┌─ DATASET ENTRIES

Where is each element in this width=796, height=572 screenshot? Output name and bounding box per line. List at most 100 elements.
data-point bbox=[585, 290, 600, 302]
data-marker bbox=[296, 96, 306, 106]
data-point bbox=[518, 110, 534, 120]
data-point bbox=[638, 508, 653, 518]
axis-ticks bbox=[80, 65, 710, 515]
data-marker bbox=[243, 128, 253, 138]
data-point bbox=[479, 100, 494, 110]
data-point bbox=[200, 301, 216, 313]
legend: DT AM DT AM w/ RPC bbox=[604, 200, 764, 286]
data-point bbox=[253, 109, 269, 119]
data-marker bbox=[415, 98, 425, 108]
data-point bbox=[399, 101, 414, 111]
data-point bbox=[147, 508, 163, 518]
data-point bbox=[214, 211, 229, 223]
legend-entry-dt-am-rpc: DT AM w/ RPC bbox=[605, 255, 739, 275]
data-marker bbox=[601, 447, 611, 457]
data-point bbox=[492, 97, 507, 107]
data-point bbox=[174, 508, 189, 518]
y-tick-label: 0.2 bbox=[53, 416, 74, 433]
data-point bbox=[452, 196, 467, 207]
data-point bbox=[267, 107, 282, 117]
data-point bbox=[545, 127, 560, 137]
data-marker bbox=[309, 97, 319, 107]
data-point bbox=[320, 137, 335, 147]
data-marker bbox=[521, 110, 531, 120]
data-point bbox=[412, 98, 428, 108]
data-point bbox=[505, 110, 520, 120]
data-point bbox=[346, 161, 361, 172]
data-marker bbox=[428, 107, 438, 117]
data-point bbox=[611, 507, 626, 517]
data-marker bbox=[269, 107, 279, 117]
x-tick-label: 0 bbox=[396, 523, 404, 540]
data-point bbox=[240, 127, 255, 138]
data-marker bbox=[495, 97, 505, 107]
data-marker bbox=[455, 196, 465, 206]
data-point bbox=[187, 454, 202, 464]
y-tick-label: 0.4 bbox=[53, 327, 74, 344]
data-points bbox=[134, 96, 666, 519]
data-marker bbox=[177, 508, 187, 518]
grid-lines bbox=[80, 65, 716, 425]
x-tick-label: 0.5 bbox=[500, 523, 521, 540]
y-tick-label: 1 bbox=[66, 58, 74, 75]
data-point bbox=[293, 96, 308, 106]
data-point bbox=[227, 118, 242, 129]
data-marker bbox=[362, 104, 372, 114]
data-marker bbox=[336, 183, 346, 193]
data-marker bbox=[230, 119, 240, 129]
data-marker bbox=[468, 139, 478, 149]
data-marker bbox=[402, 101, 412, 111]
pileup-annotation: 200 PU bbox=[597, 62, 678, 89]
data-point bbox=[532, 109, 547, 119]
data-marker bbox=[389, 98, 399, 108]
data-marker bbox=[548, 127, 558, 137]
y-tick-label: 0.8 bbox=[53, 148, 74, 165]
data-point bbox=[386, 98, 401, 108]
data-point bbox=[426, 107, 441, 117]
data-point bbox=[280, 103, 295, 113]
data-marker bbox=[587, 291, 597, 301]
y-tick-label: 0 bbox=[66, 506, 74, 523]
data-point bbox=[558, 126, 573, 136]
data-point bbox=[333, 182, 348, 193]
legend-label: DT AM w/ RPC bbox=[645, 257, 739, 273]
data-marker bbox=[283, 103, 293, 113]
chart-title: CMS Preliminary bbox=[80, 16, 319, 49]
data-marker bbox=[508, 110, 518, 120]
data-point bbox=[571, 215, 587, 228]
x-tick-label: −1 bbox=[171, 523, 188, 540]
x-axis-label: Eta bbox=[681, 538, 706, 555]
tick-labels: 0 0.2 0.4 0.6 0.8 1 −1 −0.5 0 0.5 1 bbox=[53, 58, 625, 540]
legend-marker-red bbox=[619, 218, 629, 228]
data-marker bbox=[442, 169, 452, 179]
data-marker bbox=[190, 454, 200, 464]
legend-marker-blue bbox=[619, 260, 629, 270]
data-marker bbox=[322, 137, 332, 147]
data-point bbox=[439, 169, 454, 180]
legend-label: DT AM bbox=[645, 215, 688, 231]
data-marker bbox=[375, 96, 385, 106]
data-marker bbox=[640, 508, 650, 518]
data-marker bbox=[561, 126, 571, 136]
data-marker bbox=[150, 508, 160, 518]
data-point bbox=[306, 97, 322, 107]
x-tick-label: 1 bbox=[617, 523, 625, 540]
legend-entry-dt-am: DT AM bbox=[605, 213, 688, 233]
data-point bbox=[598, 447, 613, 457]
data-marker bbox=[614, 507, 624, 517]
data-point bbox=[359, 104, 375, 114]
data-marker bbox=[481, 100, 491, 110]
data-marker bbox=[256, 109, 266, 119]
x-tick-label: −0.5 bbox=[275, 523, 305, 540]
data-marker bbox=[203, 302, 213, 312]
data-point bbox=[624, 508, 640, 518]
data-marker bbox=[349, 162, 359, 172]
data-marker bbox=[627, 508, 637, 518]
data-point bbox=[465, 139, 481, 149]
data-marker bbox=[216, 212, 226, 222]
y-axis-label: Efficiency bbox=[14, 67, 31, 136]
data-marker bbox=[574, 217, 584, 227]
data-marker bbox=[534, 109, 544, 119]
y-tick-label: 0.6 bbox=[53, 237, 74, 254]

└─

**TASK DESCRIPTION**. Update the data above so that each occurrence of "data-marker" becomes "point-marker". Reproduce every line with nothing else altered.

**ANSWER TO THIS TASK**.
Where is each element in this width=796, height=572 screenshot? Output name and bounding box per line. List at most 100 elements.
data-point bbox=[585, 290, 600, 302]
point-marker bbox=[296, 96, 306, 106]
data-point bbox=[518, 110, 534, 120]
data-point bbox=[638, 508, 653, 518]
axis-ticks bbox=[80, 65, 710, 515]
point-marker bbox=[243, 128, 253, 138]
data-point bbox=[479, 100, 494, 110]
data-point bbox=[200, 301, 216, 313]
legend: DT AM DT AM w/ RPC bbox=[604, 200, 764, 286]
data-point bbox=[253, 109, 269, 119]
point-marker bbox=[415, 98, 425, 108]
data-point bbox=[399, 101, 414, 111]
data-point bbox=[147, 508, 163, 518]
data-point bbox=[214, 211, 229, 223]
legend-entry-dt-am-rpc: DT AM w/ RPC bbox=[605, 255, 739, 275]
point-marker bbox=[601, 447, 611, 457]
data-point bbox=[492, 97, 507, 107]
data-point bbox=[174, 508, 189, 518]
y-tick-label: 0.2 bbox=[53, 416, 74, 433]
data-point bbox=[452, 196, 467, 207]
data-point bbox=[267, 107, 282, 117]
data-point bbox=[545, 127, 560, 137]
point-marker bbox=[309, 97, 319, 107]
data-point bbox=[320, 137, 335, 147]
point-marker bbox=[521, 110, 531, 120]
data-point bbox=[412, 98, 428, 108]
data-point bbox=[505, 110, 520, 120]
data-point bbox=[346, 161, 361, 172]
point-marker bbox=[428, 107, 438, 117]
data-point bbox=[611, 507, 626, 517]
point-marker bbox=[269, 107, 279, 117]
x-tick-label: 0 bbox=[396, 523, 404, 540]
data-point bbox=[240, 127, 255, 138]
point-marker bbox=[495, 97, 505, 107]
point-marker bbox=[455, 196, 465, 206]
data-point bbox=[187, 454, 202, 464]
y-tick-label: 0.4 bbox=[53, 327, 74, 344]
data-points bbox=[134, 96, 666, 519]
point-marker bbox=[177, 508, 187, 518]
grid-lines bbox=[80, 65, 716, 425]
x-tick-label: 0.5 bbox=[500, 523, 521, 540]
y-tick-label: 1 bbox=[66, 58, 74, 75]
data-point bbox=[293, 96, 308, 106]
data-point bbox=[227, 118, 242, 129]
point-marker bbox=[362, 104, 372, 114]
point-marker bbox=[336, 183, 346, 193]
point-marker bbox=[230, 119, 240, 129]
point-marker bbox=[468, 139, 478, 149]
point-marker bbox=[402, 101, 412, 111]
pileup-annotation: 200 PU bbox=[597, 62, 678, 89]
data-point bbox=[532, 109, 547, 119]
point-marker bbox=[389, 98, 399, 108]
point-marker bbox=[548, 127, 558, 137]
y-tick-label: 0.8 bbox=[53, 148, 74, 165]
data-point bbox=[386, 98, 401, 108]
data-point bbox=[426, 107, 441, 117]
data-point bbox=[280, 103, 295, 113]
point-marker bbox=[587, 291, 597, 301]
y-tick-label: 0 bbox=[66, 506, 74, 523]
data-point bbox=[558, 126, 573, 136]
data-point bbox=[333, 182, 348, 193]
legend-label: DT AM w/ RPC bbox=[645, 257, 739, 273]
point-marker bbox=[283, 103, 293, 113]
chart-title: CMS Preliminary bbox=[80, 16, 319, 49]
point-marker bbox=[508, 110, 518, 120]
data-point bbox=[571, 215, 587, 228]
x-tick-label: −1 bbox=[171, 523, 188, 540]
x-axis-label: Eta bbox=[681, 538, 706, 555]
tick-labels: 0 0.2 0.4 0.6 0.8 1 −1 −0.5 0 0.5 1 bbox=[53, 58, 625, 540]
legend-marker-red bbox=[619, 218, 629, 228]
point-marker bbox=[442, 169, 452, 179]
point-marker bbox=[190, 454, 200, 464]
legend-marker-blue bbox=[619, 260, 629, 270]
point-marker bbox=[322, 137, 332, 147]
data-point bbox=[439, 169, 454, 180]
legend-label: DT AM bbox=[645, 215, 688, 231]
point-marker bbox=[375, 96, 385, 106]
point-marker bbox=[640, 508, 650, 518]
point-marker bbox=[561, 126, 571, 136]
point-marker bbox=[150, 508, 160, 518]
data-point bbox=[306, 97, 322, 107]
x-tick-label: 1 bbox=[617, 523, 625, 540]
legend-entry-dt-am: DT AM bbox=[605, 213, 688, 233]
data-point bbox=[598, 447, 613, 457]
point-marker bbox=[614, 507, 624, 517]
data-point bbox=[359, 104, 375, 114]
point-marker bbox=[481, 100, 491, 110]
point-marker bbox=[256, 109, 266, 119]
x-tick-label: −0.5 bbox=[275, 523, 305, 540]
point-marker bbox=[203, 302, 213, 312]
data-point bbox=[624, 508, 640, 518]
point-marker bbox=[349, 162, 359, 172]
point-marker bbox=[627, 508, 637, 518]
data-point bbox=[465, 139, 481, 149]
point-marker bbox=[216, 212, 226, 222]
y-axis-label: Efficiency bbox=[14, 67, 31, 136]
point-marker bbox=[574, 217, 584, 227]
point-marker bbox=[534, 109, 544, 119]
y-tick-label: 0.6 bbox=[53, 237, 74, 254]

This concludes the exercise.